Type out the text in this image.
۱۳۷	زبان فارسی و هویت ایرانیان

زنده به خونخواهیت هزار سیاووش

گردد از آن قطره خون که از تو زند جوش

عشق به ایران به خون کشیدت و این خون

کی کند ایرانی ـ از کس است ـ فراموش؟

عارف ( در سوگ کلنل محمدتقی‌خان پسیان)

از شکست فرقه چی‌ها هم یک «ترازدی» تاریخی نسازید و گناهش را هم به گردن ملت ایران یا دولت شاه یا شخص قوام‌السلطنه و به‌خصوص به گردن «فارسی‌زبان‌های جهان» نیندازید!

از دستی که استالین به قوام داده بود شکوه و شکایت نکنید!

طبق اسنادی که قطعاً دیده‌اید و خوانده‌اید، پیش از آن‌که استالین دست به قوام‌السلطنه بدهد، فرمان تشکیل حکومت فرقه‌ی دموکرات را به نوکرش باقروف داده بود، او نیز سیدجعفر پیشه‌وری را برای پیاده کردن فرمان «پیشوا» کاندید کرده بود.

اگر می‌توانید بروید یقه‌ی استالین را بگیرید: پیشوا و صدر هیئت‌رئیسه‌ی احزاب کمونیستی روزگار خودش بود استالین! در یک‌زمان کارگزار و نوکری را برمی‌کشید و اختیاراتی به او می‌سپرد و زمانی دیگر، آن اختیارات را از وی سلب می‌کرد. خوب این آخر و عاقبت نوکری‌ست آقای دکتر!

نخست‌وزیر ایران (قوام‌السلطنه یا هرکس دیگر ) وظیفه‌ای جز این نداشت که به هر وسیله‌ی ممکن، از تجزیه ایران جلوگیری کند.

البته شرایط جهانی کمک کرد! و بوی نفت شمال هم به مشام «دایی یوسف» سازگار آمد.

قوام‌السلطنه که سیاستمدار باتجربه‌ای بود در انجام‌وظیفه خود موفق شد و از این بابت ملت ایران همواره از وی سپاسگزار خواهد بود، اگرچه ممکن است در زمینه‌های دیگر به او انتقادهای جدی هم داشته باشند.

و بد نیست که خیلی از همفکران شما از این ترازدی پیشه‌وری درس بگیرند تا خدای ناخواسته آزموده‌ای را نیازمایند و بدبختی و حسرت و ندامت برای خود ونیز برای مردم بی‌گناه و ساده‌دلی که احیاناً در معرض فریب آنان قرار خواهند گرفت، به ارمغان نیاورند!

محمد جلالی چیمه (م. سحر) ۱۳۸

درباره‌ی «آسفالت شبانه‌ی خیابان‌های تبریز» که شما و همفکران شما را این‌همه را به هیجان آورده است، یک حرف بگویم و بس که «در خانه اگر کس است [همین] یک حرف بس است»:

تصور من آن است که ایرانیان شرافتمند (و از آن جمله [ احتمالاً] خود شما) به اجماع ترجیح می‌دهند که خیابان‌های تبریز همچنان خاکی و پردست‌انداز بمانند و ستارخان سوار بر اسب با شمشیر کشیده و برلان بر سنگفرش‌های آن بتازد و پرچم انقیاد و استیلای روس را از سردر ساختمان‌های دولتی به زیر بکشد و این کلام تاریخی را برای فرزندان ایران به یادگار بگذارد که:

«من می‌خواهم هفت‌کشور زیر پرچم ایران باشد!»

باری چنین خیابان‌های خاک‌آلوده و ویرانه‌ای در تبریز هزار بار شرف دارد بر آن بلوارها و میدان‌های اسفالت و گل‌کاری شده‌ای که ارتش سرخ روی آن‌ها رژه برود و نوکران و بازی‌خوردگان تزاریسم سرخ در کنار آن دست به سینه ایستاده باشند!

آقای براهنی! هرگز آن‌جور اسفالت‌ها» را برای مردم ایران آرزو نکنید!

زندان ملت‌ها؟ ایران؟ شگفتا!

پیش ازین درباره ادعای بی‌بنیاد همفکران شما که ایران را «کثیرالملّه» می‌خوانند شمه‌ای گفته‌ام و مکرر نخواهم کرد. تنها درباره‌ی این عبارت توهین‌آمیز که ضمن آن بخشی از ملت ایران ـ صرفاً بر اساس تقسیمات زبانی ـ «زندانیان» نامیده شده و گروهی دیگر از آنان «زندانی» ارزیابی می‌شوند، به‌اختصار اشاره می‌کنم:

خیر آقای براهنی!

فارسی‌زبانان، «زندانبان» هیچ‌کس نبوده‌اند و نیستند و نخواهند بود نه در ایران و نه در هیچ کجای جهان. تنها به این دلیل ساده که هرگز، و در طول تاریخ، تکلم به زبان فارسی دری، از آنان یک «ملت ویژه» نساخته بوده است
================
### Written problem
Generate an exact reproduction of all entries.

### Full output
Type out the text in this image.
۱۳۷	زبان فارسی و هویت ایرانیان

زنده به خونخواهیت هزار سیاووش

گردد از آن قطره خون که از تو زند جوش

عشق به ایران به خون کشیدت و این خون

کی کند ایرانی ـ از کس است ـ فراموش؟

عارف ( در سوگ کلنل محمدتقی‌خان پسیان)

از شکست فرقه چی‌ها هم یک «ترازدی» تاریخی نسازید و گناهش را هم به گردن ملت ایران یا دولت شاه یا شخص قوام‌السلطنه و به‌خصوص به گردن «فارسی‌زبان‌های جهان» نیندازید!

از دستی که استالین به قوام داده بود شکوه و شکایت نکنید!

طبق اسنادی که قطعاً دیده‌اید و خوانده‌اید، پیش از آن‌که استالین دست به قوام‌السلطنه بدهد، فرمان تشکیل حکومت فرقه‌ی دموکرات را به نوکرش باقروف داده بود، او نیز سیدجعفر پیشه‌وری را برای پیاده کردن فرمان «پیشوا» کاندید کرده بود.

اگر می‌توانید بروید یقه‌ی استالین را بگیرید: پیشوا و صدر هیئت‌رئیسه‌ی احزاب کمونیستی روزگار خودش بود استالین! در یک‌زمان کارگزار و نوکری را برمی‌کشید و اختیاراتی به او می‌سپرد و زمانی دیگر، آن اختیارات را از وی سلب می‌کرد. خوب این آخر و عاقبت نوکری‌ست آقای دکتر!

نخست‌وزیر ایران (قوام‌السلطنه یا هرکس دیگر ) وظیفه‌ای جز این نداشت که به هر وسیله‌ی ممکن، از تجزیه ایران جلوگیری کند.

البته شرایط جهانی کمک کرد! و بوی نفت شمال هم به مشام «دایی یوسف» سازگار آمد.

قوام‌السلطنه که سیاستمدار باتجربه‌ای بود در انجام‌وظیفه خود موفق شد و از این بابت ملت ایران همواره از وی سپاسگزار خواهد بود، اگرچه ممکن است در زمینه‌های دیگر به او انتقادهای جدی هم داشته باشند.

و بد نیست که خیلی از همفکران شما از این ترازدی پیشه‌وری درس بگیرند تا خدای ناخواسته آزموده‌ای را نیازمایند و بدبختی و حسرت و ندامت برای خود ونیز برای مردم بی‌گناه و ساده‌دلی که احیاناً در معرض فریب آنان قرار خواهند گرفت، به ارمغان نیاورند!

محمد جلالی چیمه (م. سحر) ۱۳۸

درباره‌ی «آسفالت شبانه‌ی خیابان‌های تبریز» که شما و همفکران شما را این‌همه را به هیجان آورده است، یک حرف بگویم و بس که «در خانه اگر کس است [همین] یک حرف بس است»:

تصور من آن است که ایرانیان شرافتمند (و از آن جمله [ احتمالاً] خود شما) به اجماع ترجیح می‌دهند که خیابان‌های تبریز همچنان خاکی و پردست‌انداز بمانند و ستارخان سوار بر اسب با شمشیر کشیده و برلان بر سنگفرش‌های آن بتازد و پرچم انقیاد و استیلای روس را از سردر ساختمان‌های دولتی به زیر بکشد و این کلام تاریخی را برای فرزندان ایران به یادگار بگذارد که:

«من می‌خواهم هفت‌کشور زیر پرچم ایران باشد!»

باری چنین خیابان‌های خاک‌آلوده و ویرانه‌ای در تبریز هزار بار شرف دارد بر آن بلوارها و میدان‌های اسفالت و گل‌کاری شده‌ای که ارتش سرخ روی آن‌ها رژه برود و نوکران و بازی‌خوردگان تزاریسم سرخ در کنار آن دست به سینه ایستاده باشند!

آقای براهنی! هرگز آن‌جور اسفالت‌ها» را برای مردم ایران آرزو نکنید!

زندان ملت‌ها؟ ایران؟ شگفتا!

پیش ازین درباره ادعای بی‌بنیاد همفکران شما که ایران را «کثیرالملّه» می‌خوانند شمه‌ای گفته‌ام و مکرر نخواهم کرد. تنها درباره‌ی این عبارت توهین‌آمیز که ضمن آن بخشی از ملت ایران ـ صرفاً بر اساس تقسیمات زبانی ـ «زندانیان» نامیده شده و گروهی دیگر از آنان «زندانی» ارزیابی می‌شوند، به‌اختصار اشاره می‌کنم:

خیر آقای براهنی!

فارسی‌زبانان، «زندانبان» هیچ‌کس نبوده‌اند و نیستند و نخواهند بود نه در ایران و نه در هیچ کجای جهان. تنها به این دلیل ساده که هرگز، و در طول تاریخ، تکلم به زبان فارسی دری، از آنان یک «ملت ویژه» نساخته بوده است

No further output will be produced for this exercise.